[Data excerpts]
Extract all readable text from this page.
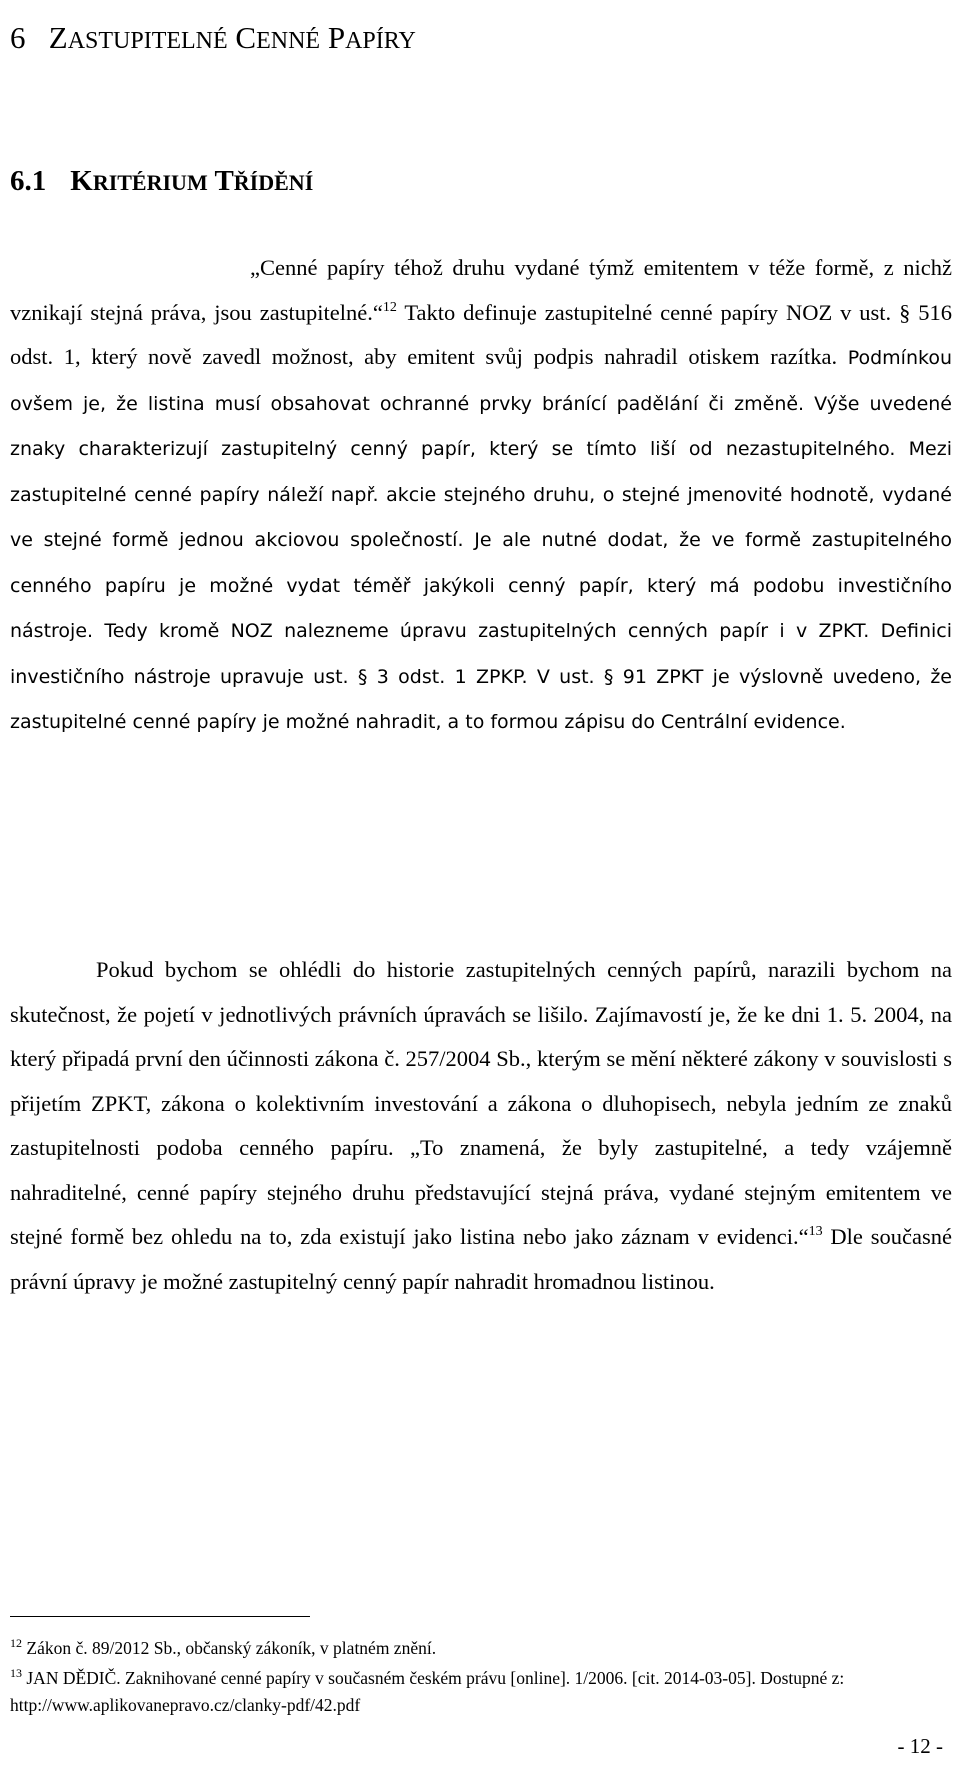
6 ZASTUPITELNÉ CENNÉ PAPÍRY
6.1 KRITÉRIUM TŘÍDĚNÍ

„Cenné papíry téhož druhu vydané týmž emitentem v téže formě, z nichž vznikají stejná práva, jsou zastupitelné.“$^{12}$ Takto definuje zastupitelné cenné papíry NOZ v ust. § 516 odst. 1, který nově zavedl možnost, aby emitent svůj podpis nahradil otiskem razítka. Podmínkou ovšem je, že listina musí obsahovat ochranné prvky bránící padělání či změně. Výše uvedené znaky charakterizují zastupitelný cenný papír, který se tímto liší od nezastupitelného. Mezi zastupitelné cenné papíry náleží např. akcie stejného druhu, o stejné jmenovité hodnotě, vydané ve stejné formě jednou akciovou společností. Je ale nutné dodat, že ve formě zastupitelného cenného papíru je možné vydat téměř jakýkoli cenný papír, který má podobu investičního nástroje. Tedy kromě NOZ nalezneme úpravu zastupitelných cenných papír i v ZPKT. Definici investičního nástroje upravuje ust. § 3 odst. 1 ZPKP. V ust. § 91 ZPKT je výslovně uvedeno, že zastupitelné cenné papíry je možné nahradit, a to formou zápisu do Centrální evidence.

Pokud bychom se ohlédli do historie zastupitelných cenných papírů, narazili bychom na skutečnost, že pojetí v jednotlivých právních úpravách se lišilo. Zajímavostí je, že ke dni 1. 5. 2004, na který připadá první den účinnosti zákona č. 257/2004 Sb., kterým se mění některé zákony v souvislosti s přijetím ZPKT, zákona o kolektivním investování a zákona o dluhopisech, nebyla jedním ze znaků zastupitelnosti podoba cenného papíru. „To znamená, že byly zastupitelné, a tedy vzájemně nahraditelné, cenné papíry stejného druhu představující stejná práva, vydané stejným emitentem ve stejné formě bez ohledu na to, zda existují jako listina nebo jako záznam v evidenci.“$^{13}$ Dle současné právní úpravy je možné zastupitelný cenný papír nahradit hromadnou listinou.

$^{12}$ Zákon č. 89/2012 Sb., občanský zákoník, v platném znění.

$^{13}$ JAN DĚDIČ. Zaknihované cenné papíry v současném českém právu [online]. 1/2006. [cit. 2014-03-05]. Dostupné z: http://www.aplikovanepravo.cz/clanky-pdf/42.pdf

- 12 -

--

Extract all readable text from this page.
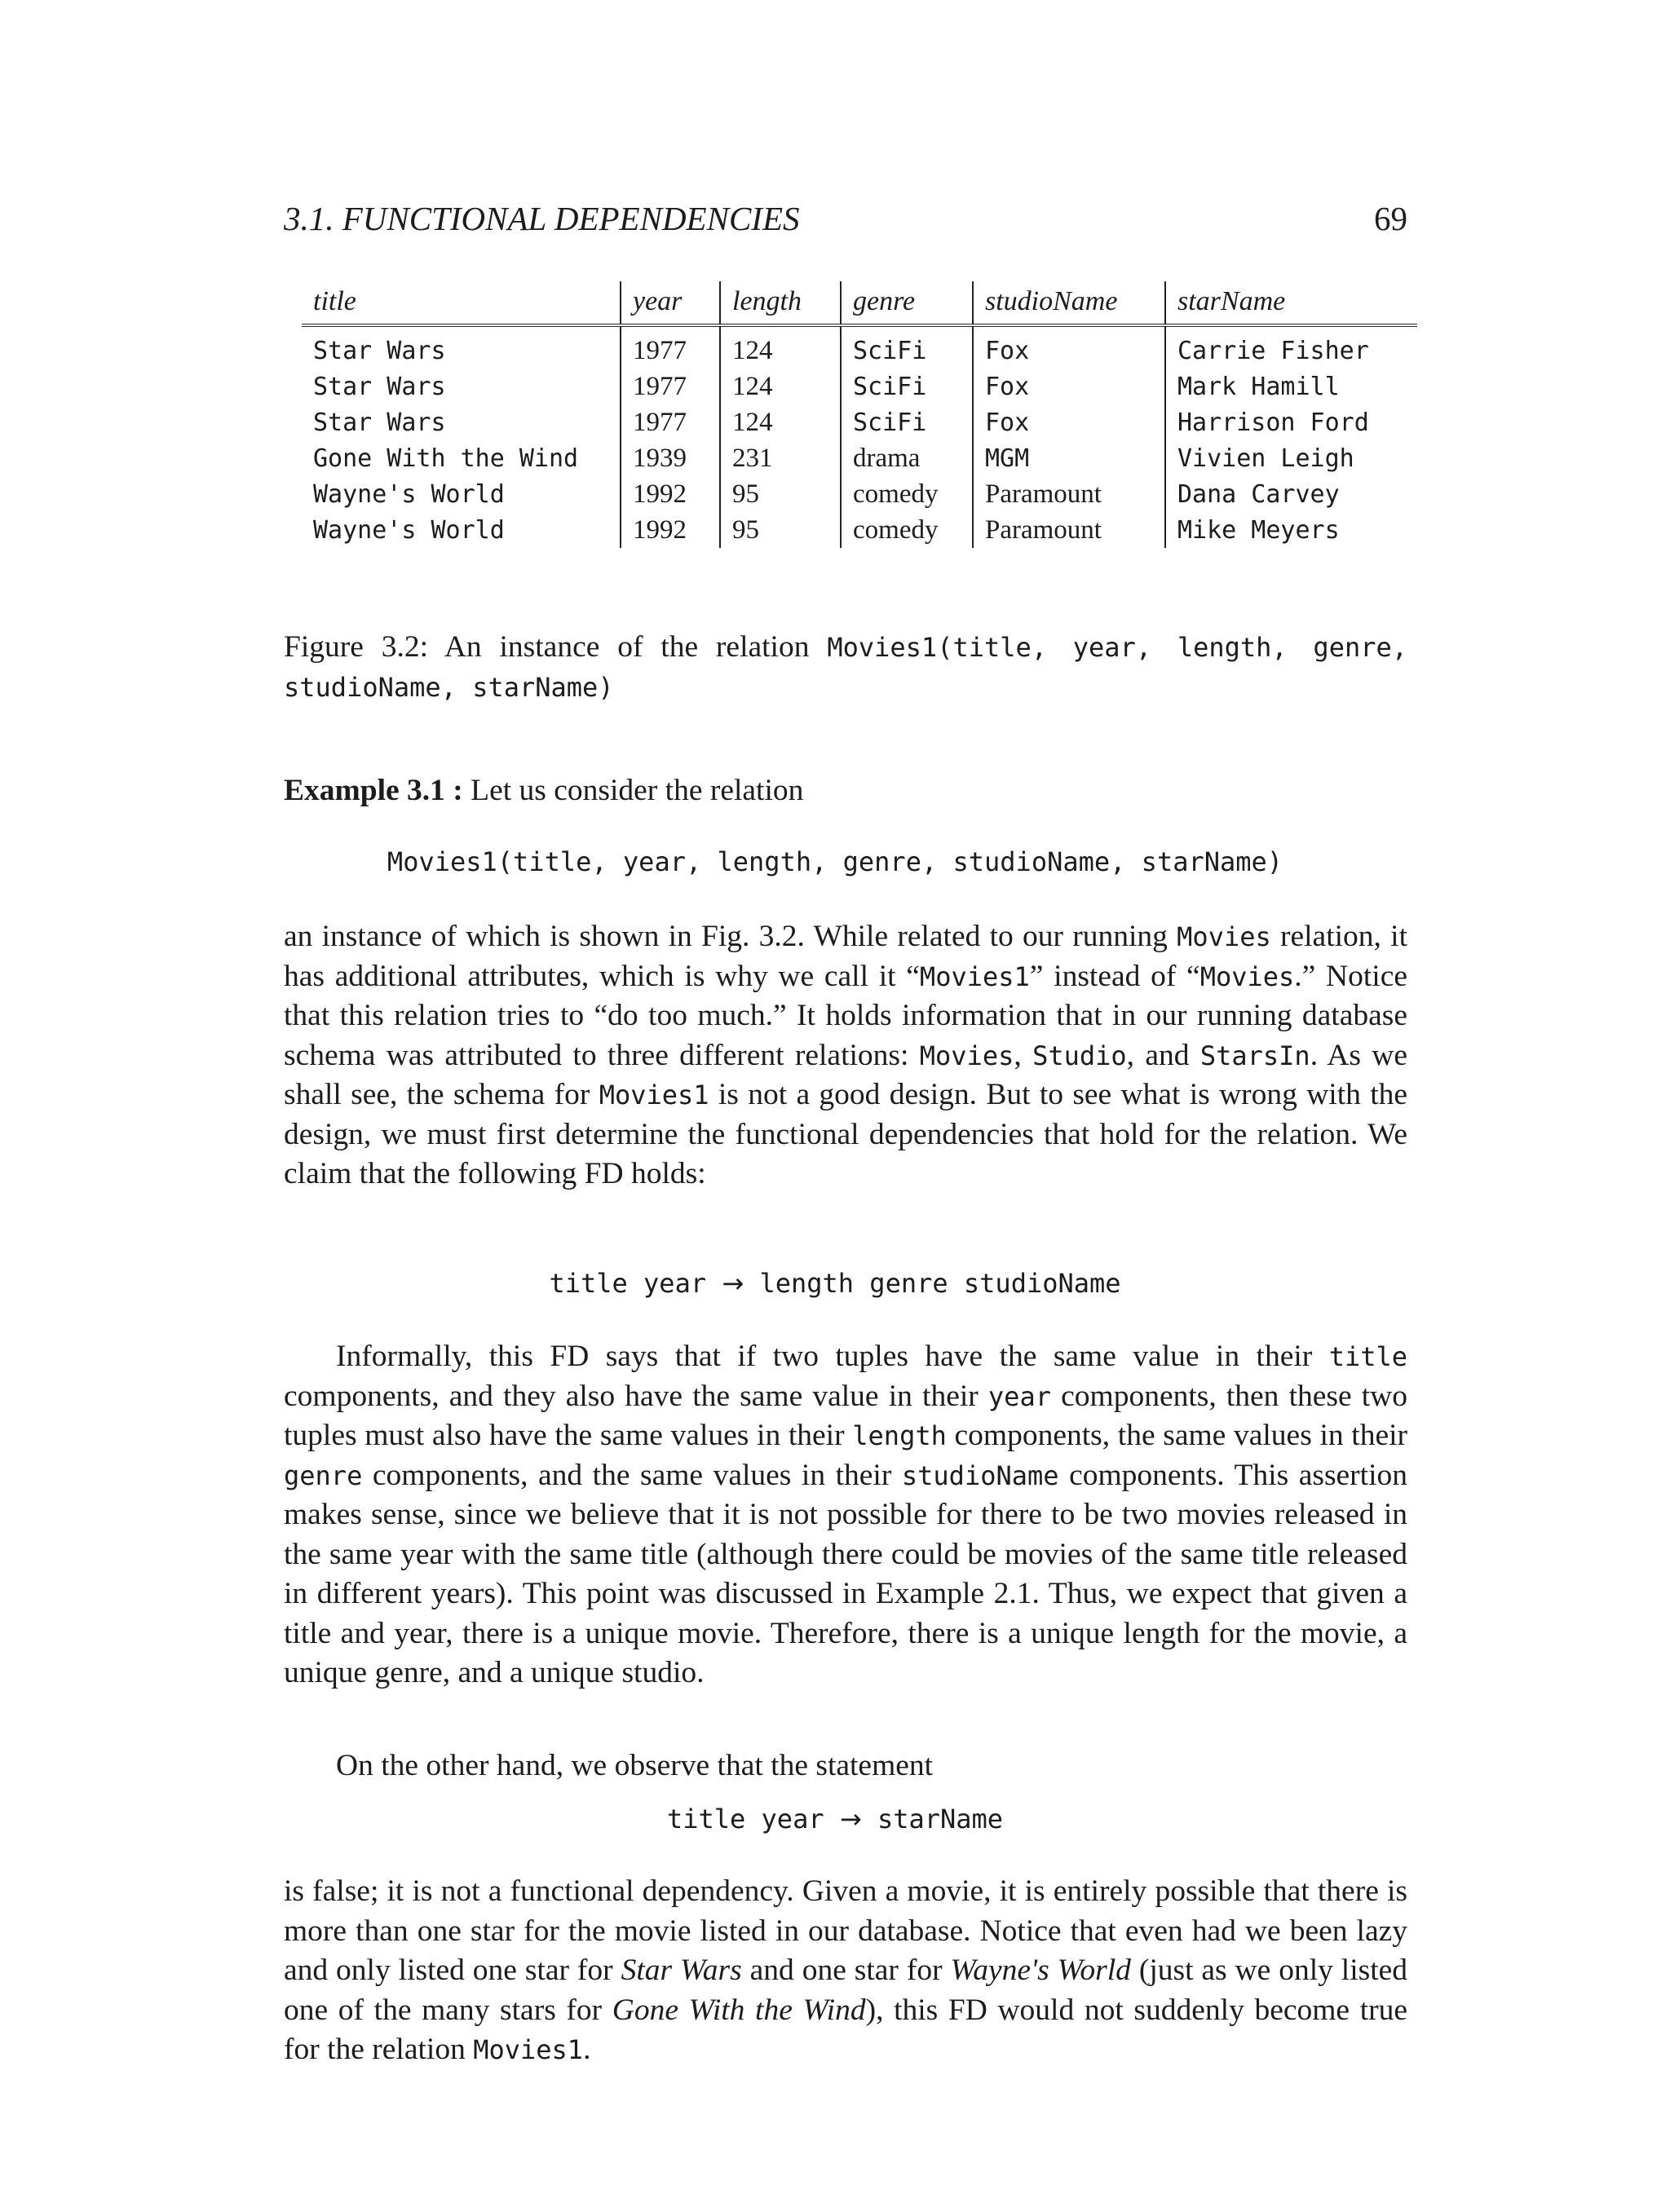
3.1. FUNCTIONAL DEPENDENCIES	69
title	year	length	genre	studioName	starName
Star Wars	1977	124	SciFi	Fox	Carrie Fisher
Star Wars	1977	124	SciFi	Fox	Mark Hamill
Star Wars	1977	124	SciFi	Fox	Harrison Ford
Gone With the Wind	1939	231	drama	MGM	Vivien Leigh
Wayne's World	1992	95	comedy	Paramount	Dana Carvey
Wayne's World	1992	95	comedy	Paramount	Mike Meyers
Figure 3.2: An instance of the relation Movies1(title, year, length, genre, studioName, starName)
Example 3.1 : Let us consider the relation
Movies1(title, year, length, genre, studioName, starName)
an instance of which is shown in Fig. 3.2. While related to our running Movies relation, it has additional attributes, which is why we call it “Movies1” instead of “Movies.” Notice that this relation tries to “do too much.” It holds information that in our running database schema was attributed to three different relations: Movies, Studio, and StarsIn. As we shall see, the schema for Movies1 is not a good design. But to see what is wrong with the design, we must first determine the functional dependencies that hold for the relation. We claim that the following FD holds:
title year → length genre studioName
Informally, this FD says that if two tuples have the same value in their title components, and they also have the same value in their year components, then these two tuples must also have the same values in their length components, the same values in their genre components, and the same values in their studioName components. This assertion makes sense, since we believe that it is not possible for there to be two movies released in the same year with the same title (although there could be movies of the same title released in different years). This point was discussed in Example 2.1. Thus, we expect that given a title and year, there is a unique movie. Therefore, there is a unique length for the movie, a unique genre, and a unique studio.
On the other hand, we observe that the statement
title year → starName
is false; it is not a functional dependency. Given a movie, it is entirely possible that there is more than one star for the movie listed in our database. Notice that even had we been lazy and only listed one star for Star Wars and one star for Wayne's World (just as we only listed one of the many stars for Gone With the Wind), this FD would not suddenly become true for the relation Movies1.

---

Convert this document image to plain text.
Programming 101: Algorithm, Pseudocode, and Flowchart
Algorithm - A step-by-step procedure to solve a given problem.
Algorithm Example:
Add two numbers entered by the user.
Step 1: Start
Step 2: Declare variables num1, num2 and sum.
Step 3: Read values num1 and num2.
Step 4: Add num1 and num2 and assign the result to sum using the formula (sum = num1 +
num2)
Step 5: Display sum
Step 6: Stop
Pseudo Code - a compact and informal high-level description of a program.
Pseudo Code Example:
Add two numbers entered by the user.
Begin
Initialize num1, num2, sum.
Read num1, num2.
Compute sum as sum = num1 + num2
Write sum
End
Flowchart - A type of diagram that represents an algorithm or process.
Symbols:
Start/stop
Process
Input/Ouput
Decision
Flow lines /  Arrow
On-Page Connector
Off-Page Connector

# Brief
Only lines that contain the word "different" are wanted; copy each of them.

# Result for this exercise
an instance of which is shown in Fig. 3.2. While related to our running Movies relation, it has additional attributes, which is why we call it “Movies1” instead of “Movies.” Notice that this relation tries to “do too much.” It holds information that in our running database schema was attributed to three different relations: Movies, Studio, and StarsIn. As we shall see, the schema for Movies1 is not a good design. But to see what is wrong with the design, we must first determine the functional dependencies that hold for the relation. We claim that the following FD holds:
Informally, this FD says that if two tuples have the same value in their title components, and they also have the same value in their year components, then these two tuples must also have the same values in their length components, the same values in their genre components, and the same values in their studioName components. This assertion makes sense, since we believe that it is not possible for there to be two movies released in the same year with the same title (although there could be movies of the same title released in different years). This point was discussed in Example 2.1. Thus, we expect that given a title and year, there is a unique movie. Therefore, there is a unique length for the movie, a unique genre, and a unique studio.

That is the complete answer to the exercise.